▶ [Instructions to follow] Drop the images. Copy every line below character for character.

(Dataset rows about figures)
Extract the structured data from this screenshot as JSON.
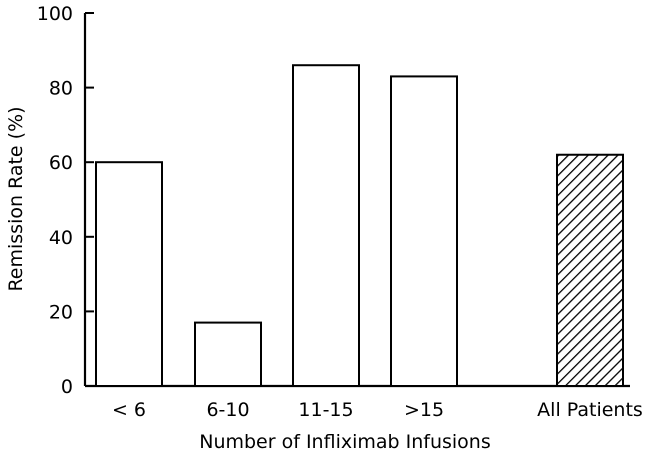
{
  "chart_data": {
    "type": "bar",
    "title": "",
    "xlabel": "Number of Infliximab Infusions",
    "ylabel": "Remission Rate (%)",
    "ylim": [
      0,
      100
    ],
    "yticks": [
      "0",
      "20",
      "40",
      "60",
      "80",
      "100"
    ],
    "categories": [
      "< 6",
      "6-10",
      "11-15",
      ">15",
      "All Patients"
    ],
    "values": [
      60,
      17,
      86,
      83,
      62
    ],
    "bar_fills": [
      "white",
      "white",
      "white",
      "white",
      "diagonal-hatch"
    ],
    "grid": false,
    "legend": "none",
    "colors": {
      "bar_outline": "#000000",
      "bar_fill": "#ffffff",
      "hatch": "#000000"
    }
  }
}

▶ [Task solution]
Extract the structured data from this screenshot as JSON.
{
  "chart_data": {
    "type": "bar",
    "title": "",
    "xlabel": "Number of Infliximab Infusions",
    "ylabel": "Remission Rate (%)",
    "ylim": [
      0,
      100
    ],
    "yticks": [
      "0",
      "20",
      "40",
      "60",
      "80",
      "100"
    ],
    "categories": [
      "< 6",
      "6-10",
      "11-15",
      ">15",
      "All Patients"
    ],
    "values": [
      60,
      17,
      86,
      83,
      62
    ],
    "bar_fills": [
      "white",
      "white",
      "white",
      "white",
      "diagonal-hatch"
    ],
    "grid": false,
    "legend": "none",
    "colors": {
      "bar_outline": "#000000",
      "bar_fill": "#ffffff",
      "hatch": "#000000"
    }
  }
}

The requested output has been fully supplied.